┌────────
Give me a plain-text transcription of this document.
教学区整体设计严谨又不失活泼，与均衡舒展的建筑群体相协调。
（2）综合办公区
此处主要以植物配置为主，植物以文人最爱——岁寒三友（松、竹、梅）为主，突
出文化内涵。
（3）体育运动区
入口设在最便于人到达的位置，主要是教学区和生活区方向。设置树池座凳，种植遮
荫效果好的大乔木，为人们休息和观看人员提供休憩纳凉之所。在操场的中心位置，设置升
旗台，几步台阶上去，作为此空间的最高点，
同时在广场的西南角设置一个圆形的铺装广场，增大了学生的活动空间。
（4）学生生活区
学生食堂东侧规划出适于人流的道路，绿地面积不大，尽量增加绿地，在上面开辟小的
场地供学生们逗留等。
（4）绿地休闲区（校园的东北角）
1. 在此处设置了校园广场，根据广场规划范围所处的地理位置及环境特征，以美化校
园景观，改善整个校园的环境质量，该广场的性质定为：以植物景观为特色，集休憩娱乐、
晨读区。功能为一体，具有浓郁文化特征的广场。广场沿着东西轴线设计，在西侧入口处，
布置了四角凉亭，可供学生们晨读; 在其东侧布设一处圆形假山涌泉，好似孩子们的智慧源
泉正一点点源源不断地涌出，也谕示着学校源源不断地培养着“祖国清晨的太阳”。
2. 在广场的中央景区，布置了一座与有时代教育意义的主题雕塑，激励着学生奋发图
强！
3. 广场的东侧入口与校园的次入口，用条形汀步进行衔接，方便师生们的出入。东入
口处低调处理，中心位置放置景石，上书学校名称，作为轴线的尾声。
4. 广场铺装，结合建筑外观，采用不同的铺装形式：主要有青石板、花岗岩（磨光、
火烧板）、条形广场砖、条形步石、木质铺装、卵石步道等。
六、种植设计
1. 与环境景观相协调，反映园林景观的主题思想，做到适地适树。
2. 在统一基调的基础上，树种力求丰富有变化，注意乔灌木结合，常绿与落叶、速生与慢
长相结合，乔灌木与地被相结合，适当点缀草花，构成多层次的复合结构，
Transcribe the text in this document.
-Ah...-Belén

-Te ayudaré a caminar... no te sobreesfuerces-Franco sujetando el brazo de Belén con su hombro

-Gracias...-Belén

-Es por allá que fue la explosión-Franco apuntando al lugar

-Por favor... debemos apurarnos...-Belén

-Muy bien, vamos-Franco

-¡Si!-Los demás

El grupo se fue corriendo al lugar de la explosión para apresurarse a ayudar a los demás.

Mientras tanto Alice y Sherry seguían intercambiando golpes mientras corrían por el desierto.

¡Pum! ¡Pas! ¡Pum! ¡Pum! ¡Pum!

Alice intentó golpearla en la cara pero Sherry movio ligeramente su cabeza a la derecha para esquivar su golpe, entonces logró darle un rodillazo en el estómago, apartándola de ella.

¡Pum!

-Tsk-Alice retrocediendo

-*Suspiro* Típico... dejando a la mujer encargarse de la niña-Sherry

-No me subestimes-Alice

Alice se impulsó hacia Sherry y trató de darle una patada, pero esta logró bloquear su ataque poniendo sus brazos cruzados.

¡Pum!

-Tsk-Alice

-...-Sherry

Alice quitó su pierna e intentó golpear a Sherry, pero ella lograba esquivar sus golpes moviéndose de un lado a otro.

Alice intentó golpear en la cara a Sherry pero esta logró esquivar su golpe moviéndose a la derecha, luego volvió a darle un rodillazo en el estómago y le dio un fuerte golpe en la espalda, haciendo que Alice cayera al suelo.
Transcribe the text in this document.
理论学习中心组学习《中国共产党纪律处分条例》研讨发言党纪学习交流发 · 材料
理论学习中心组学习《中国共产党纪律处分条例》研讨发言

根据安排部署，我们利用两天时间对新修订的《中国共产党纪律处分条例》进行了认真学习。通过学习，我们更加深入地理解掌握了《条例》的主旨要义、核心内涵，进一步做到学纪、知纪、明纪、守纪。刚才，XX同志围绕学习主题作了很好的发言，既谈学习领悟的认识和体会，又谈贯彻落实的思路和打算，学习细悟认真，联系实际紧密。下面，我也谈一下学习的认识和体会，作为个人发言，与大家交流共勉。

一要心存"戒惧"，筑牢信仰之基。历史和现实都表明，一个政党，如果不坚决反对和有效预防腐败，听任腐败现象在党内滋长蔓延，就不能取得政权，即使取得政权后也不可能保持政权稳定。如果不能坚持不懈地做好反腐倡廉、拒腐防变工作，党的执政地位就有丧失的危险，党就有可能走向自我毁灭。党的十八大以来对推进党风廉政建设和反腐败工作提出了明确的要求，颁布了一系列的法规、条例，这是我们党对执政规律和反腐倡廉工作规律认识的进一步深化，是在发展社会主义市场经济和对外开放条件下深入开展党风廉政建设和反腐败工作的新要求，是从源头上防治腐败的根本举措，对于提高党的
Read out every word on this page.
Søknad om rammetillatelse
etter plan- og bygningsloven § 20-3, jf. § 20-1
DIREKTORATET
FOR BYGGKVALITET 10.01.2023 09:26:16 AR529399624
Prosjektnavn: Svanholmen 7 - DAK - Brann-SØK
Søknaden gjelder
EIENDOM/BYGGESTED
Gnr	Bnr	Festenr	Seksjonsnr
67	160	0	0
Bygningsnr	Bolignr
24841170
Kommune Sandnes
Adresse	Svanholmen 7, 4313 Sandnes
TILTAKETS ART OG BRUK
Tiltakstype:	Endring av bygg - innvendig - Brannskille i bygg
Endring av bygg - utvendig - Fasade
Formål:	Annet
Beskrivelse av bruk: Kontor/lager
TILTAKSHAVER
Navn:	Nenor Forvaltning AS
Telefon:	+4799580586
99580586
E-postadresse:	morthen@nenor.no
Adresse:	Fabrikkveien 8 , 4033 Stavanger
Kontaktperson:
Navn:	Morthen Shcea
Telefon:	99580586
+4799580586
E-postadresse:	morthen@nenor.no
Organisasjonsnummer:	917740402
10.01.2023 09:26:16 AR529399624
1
└────────
**Direction:**
Retype all of the data shown above, word for word.

**Solution to this task:**
Give me a plain-text transcription of this document.
教学区整体设计严谨又不失活泼，与均衡舒展的建筑群体相协调。
（2）综合办公区
此处主要以植物配置为主，植物以文人最爱——岁寒三友（松、竹、梅）为主，突
出文化内涵。
（3）体育运动区
入口设在最便于人到达的位置，主要是教学区和生活区方向。设置树池座凳，种植遮
荫效果好的大乔木，为人们休息和观看人员提供休憩纳凉之所。在操场的中心位置，设置升
旗台，几步台阶上去，作为此空间的最高点，
同时在广场的西南角设置一个圆形的铺装广场，增大了学生的活动空间。
（4）学生生活区
学生食堂东侧规划出适于人流的道路，绿地面积不大，尽量增加绿地，在上面开辟小的
场地供学生们逗留等。
（4）绿地休闲区（校园的东北角）
1. 在此处设置了校园广场，根据广场规划范围所处的地理位置及环境特征，以美化校
园景观，改善整个校园的环境质量，该广场的性质定为：以植物景观为特色，集休憩娱乐、
晨读区。功能为一体，具有浓郁文化特征的广场。广场沿着东西轴线设计，在西侧入口处，
布置了四角凉亭，可供学生们晨读; 在其东侧布设一处圆形假山涌泉，好似孩子们的智慧源
泉正一点点源源不断地涌出，也谕示着学校源源不断地培养着“祖国清晨的太阳”。
2. 在广场的中央景区，布置了一座与有时代教育意义的主题雕塑，激励着学生奋发图
强！
3. 广场的东侧入口与校园的次入口，用条形汀步进行衔接，方便师生们的出入。东入
口处低调处理，中心位置放置景石，上书学校名称，作为轴线的尾声。
4. 广场铺装，结合建筑外观，采用不同的铺装形式：主要有青石板、花岗岩（磨光、
火烧板）、条形广场砖、条形步石、木质铺装、卵石步道等。
六、种植设计
1. 与环境景观相协调，反映园林景观的主题思想，做到适地适树。
2. 在统一基调的基础上，树种力求丰富有变化，注意乔灌木结合，常绿与落叶、速生与慢
长相结合，乔灌木与地被相结合，适当点缀草花，构成多层次的复合结构，
Transcribe the text in this document.
-Ah...-Belén

-Te ayudaré a caminar... no te sobreesfuerces-Franco sujetando el brazo de Belén con su hombro

-Gracias...-Belén

-Es por allá que fue la explosión-Franco apuntando al lugar

-Por favor... debemos apurarnos...-Belén

-Muy bien, vamos-Franco

-¡Si!-Los demás

El grupo se fue corriendo al lugar de la explosión para apresurarse a ayudar a los demás.

Mientras tanto Alice y Sherry seguían intercambiando golpes mientras corrían por el desierto.

¡Pum! ¡Pas! ¡Pum! ¡Pum! ¡Pum!

Alice intentó golpearla en la cara pero Sherry movio ligeramente su cabeza a la derecha para esquivar su golpe, entonces logró darle un rodillazo en el estómago, apartándola de ella.

¡Pum!

-Tsk-Alice retrocediendo

-*Suspiro* Típico... dejando a la mujer encargarse de la niña-Sherry

-No me subestimes-Alice

Alice se impulsó hacia Sherry y trató de darle una patada, pero esta logró bloquear su ataque poniendo sus brazos cruzados.

¡Pum!

-Tsk-Alice

-...-Sherry

Alice quitó su pierna e intentó golpear a Sherry, pero ella lograba esquivar sus golpes moviéndose de un lado a otro.

Alice intentó golpear en la cara a Sherry pero esta logró esquivar su golpe moviéndose a la derecha, luego volvió a darle un rodillazo en el estómago y le dio un fuerte golpe en la espalda, haciendo que Alice cayera al suelo.
Transcribe the text in this document.
理论学习中心组学习《中国共产党纪律处分条例》研讨发言党纪学习交流发 · 材料
理论学习中心组学习《中国共产党纪律处分条例》研讨发言

根据安排部署，我们利用两天时间对新修订的《中国共产党纪律处分条例》进行了认真学习。通过学习，我们更加深入地理解掌握了《条例》的主旨要义、核心内涵，进一步做到学纪、知纪、明纪、守纪。刚才，XX同志围绕学习主题作了很好的发言，既谈学习领悟的认识和体会，又谈贯彻落实的思路和打算，学习细悟认真，联系实际紧密。下面，我也谈一下学习的认识和体会，作为个人发言，与大家交流共勉。

一要心存"戒惧"，筑牢信仰之基。历史和现实都表明，一个政党，如果不坚决反对和有效预防腐败，听任腐败现象在党内滋长蔓延，就不能取得政权，即使取得政权后也不可能保持政权稳定。如果不能坚持不懈地做好反腐倡廉、拒腐防变工作，党的执政地位就有丧失的危险，党就有可能走向自我毁灭。党的十八大以来对推进党风廉政建设和反腐败工作提出了明确的要求，颁布了一系列的法规、条例，这是我们党对执政规律和反腐倡廉工作规律认识的进一步深化，是在发展社会主义市场经济和对外开放条件下深入开展党风廉政建设和反腐败工作的新要求，是从源头上防治腐败的根本举措，对于提高党的
Read out every word on this page.
Søknad om rammetillatelse
etter plan- og bygningsloven § 20-3, jf. § 20-1
DIREKTORATET
FOR BYGGKVALITET 10.01.2023 09:26:16 AR529399624
Prosjektnavn: Svanholmen 7 - DAK - Brann-SØK
Søknaden gjelder
EIENDOM/BYGGESTED
Gnr	Bnr	Festenr	Seksjonsnr
67	160	0	0
Bygningsnr	Bolignr
24841170
Kommune Sandnes
Adresse	Svanholmen 7, 4313 Sandnes
TILTAKETS ART OG BRUK
Tiltakstype:	Endring av bygg - innvendig - Brannskille i bygg
Endring av bygg - utvendig - Fasade
Formål:	Annet
Beskrivelse av bruk: Kontor/lager
TILTAKSHAVER
Navn:	Nenor Forvaltning AS
Telefon:	+4799580586
99580586
E-postadresse:	morthen@nenor.no
Adresse:	Fabrikkveien 8 , 4033 Stavanger
Kontaktperson:
Navn:	Morthen Shcea
Telefon:	99580586
+4799580586
E-postadresse:	morthen@nenor.no
Organisasjonsnummer:	917740402
10.01.2023 09:26:16 AR529399624
1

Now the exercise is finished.